Requirement:
Reproduce the records below exactly as they appear.

* begin Materials provided *

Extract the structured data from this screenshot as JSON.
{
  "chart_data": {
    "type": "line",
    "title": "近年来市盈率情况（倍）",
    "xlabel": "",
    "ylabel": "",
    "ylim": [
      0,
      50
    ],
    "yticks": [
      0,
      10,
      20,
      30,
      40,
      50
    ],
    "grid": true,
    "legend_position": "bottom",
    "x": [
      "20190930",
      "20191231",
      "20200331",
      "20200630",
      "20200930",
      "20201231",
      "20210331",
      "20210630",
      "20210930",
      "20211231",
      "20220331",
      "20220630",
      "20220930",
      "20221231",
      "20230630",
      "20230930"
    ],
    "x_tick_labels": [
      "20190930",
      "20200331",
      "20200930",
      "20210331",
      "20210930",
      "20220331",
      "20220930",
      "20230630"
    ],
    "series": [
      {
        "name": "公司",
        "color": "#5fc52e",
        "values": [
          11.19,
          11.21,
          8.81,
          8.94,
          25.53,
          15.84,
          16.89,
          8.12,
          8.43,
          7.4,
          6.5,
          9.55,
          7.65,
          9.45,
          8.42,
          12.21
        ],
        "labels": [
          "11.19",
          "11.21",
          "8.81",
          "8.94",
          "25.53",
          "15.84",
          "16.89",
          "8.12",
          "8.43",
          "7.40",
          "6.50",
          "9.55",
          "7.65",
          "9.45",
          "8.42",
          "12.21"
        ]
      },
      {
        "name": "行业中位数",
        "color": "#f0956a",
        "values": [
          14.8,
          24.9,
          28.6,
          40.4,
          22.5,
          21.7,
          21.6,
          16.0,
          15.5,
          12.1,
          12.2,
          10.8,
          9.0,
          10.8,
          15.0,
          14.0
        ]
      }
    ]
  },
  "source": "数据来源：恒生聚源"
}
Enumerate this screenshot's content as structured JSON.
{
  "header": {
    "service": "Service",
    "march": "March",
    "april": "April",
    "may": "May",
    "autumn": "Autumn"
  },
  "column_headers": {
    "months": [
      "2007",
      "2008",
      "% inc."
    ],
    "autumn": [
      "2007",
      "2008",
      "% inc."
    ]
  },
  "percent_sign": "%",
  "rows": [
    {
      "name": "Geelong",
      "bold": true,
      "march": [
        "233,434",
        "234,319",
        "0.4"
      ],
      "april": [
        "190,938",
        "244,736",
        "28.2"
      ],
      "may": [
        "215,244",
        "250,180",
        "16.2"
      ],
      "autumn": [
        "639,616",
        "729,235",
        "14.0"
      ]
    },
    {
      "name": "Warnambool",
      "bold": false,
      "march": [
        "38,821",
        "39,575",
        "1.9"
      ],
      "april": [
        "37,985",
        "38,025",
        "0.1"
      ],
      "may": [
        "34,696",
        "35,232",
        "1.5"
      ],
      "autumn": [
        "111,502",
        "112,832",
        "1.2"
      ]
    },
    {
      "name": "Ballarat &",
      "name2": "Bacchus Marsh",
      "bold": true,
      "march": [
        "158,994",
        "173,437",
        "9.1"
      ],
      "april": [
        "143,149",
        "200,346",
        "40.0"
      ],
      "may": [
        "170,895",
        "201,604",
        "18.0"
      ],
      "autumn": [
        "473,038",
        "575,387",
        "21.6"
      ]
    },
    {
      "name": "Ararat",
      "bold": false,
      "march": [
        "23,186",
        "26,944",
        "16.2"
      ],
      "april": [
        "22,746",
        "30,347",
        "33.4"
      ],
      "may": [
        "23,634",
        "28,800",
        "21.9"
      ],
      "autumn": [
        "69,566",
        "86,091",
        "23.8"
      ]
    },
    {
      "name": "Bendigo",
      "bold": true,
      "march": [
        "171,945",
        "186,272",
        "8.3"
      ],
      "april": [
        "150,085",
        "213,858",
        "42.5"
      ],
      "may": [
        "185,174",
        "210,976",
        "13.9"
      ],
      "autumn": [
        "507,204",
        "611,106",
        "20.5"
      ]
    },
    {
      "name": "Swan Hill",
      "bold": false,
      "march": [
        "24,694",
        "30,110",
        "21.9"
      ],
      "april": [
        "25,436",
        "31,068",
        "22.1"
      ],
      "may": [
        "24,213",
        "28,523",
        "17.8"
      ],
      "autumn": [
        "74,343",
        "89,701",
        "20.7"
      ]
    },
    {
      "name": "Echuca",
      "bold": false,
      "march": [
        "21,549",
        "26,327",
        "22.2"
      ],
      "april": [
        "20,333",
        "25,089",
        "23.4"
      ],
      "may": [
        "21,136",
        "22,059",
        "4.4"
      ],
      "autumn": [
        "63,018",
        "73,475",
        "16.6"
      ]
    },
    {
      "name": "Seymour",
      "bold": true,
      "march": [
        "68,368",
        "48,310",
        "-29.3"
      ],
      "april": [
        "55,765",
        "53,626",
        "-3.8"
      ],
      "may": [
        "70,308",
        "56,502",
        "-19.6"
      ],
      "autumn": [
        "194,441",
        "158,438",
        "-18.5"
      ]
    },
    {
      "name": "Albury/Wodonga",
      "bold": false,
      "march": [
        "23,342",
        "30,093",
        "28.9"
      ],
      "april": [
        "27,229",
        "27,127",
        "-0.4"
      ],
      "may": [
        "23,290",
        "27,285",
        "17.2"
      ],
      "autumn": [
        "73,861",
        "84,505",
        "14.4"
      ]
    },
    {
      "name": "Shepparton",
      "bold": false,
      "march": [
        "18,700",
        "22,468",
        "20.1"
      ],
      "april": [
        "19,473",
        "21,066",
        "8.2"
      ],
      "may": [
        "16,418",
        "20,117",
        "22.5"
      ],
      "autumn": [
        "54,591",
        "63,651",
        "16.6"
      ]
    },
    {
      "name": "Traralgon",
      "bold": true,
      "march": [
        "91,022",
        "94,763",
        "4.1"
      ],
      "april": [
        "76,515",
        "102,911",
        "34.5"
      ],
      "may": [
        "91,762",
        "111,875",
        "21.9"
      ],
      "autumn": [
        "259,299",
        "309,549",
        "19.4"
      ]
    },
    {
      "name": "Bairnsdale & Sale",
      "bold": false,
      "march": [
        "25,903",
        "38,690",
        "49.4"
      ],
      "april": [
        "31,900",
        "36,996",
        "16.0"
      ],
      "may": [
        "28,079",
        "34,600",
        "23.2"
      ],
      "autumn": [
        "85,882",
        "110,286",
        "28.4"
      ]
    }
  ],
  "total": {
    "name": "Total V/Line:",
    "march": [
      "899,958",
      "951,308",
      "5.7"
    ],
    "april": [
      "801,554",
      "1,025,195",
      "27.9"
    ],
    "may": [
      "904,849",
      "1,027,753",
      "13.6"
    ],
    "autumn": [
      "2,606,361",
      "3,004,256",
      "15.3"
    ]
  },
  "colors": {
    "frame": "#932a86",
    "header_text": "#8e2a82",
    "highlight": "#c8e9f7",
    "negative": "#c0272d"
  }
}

* end Materials provided *

Written response:
Extract the structured data from this screenshot as JSON.
{
  "chart_data": {
    "type": "line",
    "title": "近年来市盈率情况（倍）",
    "xlabel": "",
    "ylabel": "",
    "ylim": [
      0,
      50
    ],
    "yticks": [
      0,
      10,
      20,
      30,
      40,
      50
    ],
    "grid": true,
    "legend_position": "bottom",
    "x": [
      "20190930",
      "20191231",
      "20200331",
      "20200630",
      "20200930",
      "20201231",
      "20210331",
      "20210630",
      "20210930",
      "20211231",
      "20220331",
      "20220630",
      "20220930",
      "20221231",
      "20230630",
      "20230930"
    ],
    "x_tick_labels": [
      "20190930",
      "20200331",
      "20200930",
      "20210331",
      "20210930",
      "20220331",
      "20220930",
      "20230630"
    ],
    "series": [
      {
        "name": "公司",
        "color": "#5fc52e",
        "values": [
          11.19,
          11.21,
          8.81,
          8.94,
          25.53,
          15.84,
          16.89,
          8.12,
          8.43,
          7.4,
          6.5,
          9.55,
          7.65,
          9.45,
          8.42,
          12.21
        ],
        "labels": [
          "11.19",
          "11.21",
          "8.81",
          "8.94",
          "25.53",
          "15.84",
          "16.89",
          "8.12",
          "8.43",
          "7.40",
          "6.50",
          "9.55",
          "7.65",
          "9.45",
          "8.42",
          "12.21"
        ]
      },
      {
        "name": "行业中位数",
        "color": "#f0956a",
        "values": [
          14.8,
          24.9,
          28.6,
          40.4,
          22.5,
          21.7,
          21.6,
          16.0,
          15.5,
          12.1,
          12.2,
          10.8,
          9.0,
          10.8,
          15.0,
          14.0
        ]
      }
    ]
  },
  "source": "数据来源：恒生聚源"
}
Enumerate this screenshot's content as structured JSON.
{
  "header": {
    "service": "Service",
    "march": "March",
    "april": "April",
    "may": "May",
    "autumn": "Autumn"
  },
  "column_headers": {
    "months": [
      "2007",
      "2008",
      "% inc."
    ],
    "autumn": [
      "2007",
      "2008",
      "% inc."
    ]
  },
  "percent_sign": "%",
  "rows": [
    {
      "name": "Geelong",
      "bold": true,
      "march": [
        "233,434",
        "234,319",
        "0.4"
      ],
      "april": [
        "190,938",
        "244,736",
        "28.2"
      ],
      "may": [
        "215,244",
        "250,180",
        "16.2"
      ],
      "autumn": [
        "639,616",
        "729,235",
        "14.0"
      ]
    },
    {
      "name": "Warnambool",
      "bold": false,
      "march": [
        "38,821",
        "39,575",
        "1.9"
      ],
      "april": [
        "37,985",
        "38,025",
        "0.1"
      ],
      "may": [
        "34,696",
        "35,232",
        "1.5"
      ],
      "autumn": [
        "111,502",
        "112,832",
        "1.2"
      ]
    },
    {
      "name": "Ballarat &",
      "name2": "Bacchus Marsh",
      "bold": true,
      "march": [
        "158,994",
        "173,437",
        "9.1"
      ],
      "april": [
        "143,149",
        "200,346",
        "40.0"
      ],
      "may": [
        "170,895",
        "201,604",
        "18.0"
      ],
      "autumn": [
        "473,038",
        "575,387",
        "21.6"
      ]
    },
    {
      "name": "Ararat",
      "bold": false,
      "march": [
        "23,186",
        "26,944",
        "16.2"
      ],
      "april": [
        "22,746",
        "30,347",
        "33.4"
      ],
      "may": [
        "23,634",
        "28,800",
        "21.9"
      ],
      "autumn": [
        "69,566",
        "86,091",
        "23.8"
      ]
    },
    {
      "name": "Bendigo",
      "bold": true,
      "march": [
        "171,945",
        "186,272",
        "8.3"
      ],
      "april": [
        "150,085",
        "213,858",
        "42.5"
      ],
      "may": [
        "185,174",
        "210,976",
        "13.9"
      ],
      "autumn": [
        "507,204",
        "611,106",
        "20.5"
      ]
    },
    {
      "name": "Swan Hill",
      "bold": false,
      "march": [
        "24,694",
        "30,110",
        "21.9"
      ],
      "april": [
        "25,436",
        "31,068",
        "22.1"
      ],
      "may": [
        "24,213",
        "28,523",
        "17.8"
      ],
      "autumn": [
        "74,343",
        "89,701",
        "20.7"
      ]
    },
    {
      "name": "Echuca",
      "bold": false,
      "march": [
        "21,549",
        "26,327",
        "22.2"
      ],
      "april": [
        "20,333",
        "25,089",
        "23.4"
      ],
      "may": [
        "21,136",
        "22,059",
        "4.4"
      ],
      "autumn": [
        "63,018",
        "73,475",
        "16.6"
      ]
    },
    {
      "name": "Seymour",
      "bold": true,
      "march": [
        "68,368",
        "48,310",
        "-29.3"
      ],
      "april": [
        "55,765",
        "53,626",
        "-3.8"
      ],
      "may": [
        "70,308",
        "56,502",
        "-19.6"
      ],
      "autumn": [
        "194,441",
        "158,438",
        "-18.5"
      ]
    },
    {
      "name": "Albury/Wodonga",
      "bold": false,
      "march": [
        "23,342",
        "30,093",
        "28.9"
      ],
      "april": [
        "27,229",
        "27,127",
        "-0.4"
      ],
      "may": [
        "23,290",
        "27,285",
        "17.2"
      ],
      "autumn": [
        "73,861",
        "84,505",
        "14.4"
      ]
    },
    {
      "name": "Shepparton",
      "bold": false,
      "march": [
        "18,700",
        "22,468",
        "20.1"
      ],
      "april": [
        "19,473",
        "21,066",
        "8.2"
      ],
      "may": [
        "16,418",
        "20,117",
        "22.5"
      ],
      "autumn": [
        "54,591",
        "63,651",
        "16.6"
      ]
    },
    {
      "name": "Traralgon",
      "bold": true,
      "march": [
        "91,022",
        "94,763",
        "4.1"
      ],
      "april": [
        "76,515",
        "102,911",
        "34.5"
      ],
      "may": [
        "91,762",
        "111,875",
        "21.9"
      ],
      "autumn": [
        "259,299",
        "309,549",
        "19.4"
      ]
    },
    {
      "name": "Bairnsdale & Sale",
      "bold": false,
      "march": [
        "25,903",
        "38,690",
        "49.4"
      ],
      "april": [
        "31,900",
        "36,996",
        "16.0"
      ],
      "may": [
        "28,079",
        "34,600",
        "23.2"
      ],
      "autumn": [
        "85,882",
        "110,286",
        "28.4"
      ]
    }
  ],
  "total": {
    "name": "Total V/Line:",
    "march": [
      "899,958",
      "951,308",
      "5.7"
    ],
    "april": [
      "801,554",
      "1,025,195",
      "27.9"
    ],
    "may": [
      "904,849",
      "1,027,753",
      "13.6"
    ],
    "autumn": [
      "2,606,361",
      "3,004,256",
      "15.3"
    ]
  },
  "colors": {
    "frame": "#932a86",
    "header_text": "#8e2a82",
    "highlight": "#c8e9f7",
    "negative": "#c0272d"
  }
}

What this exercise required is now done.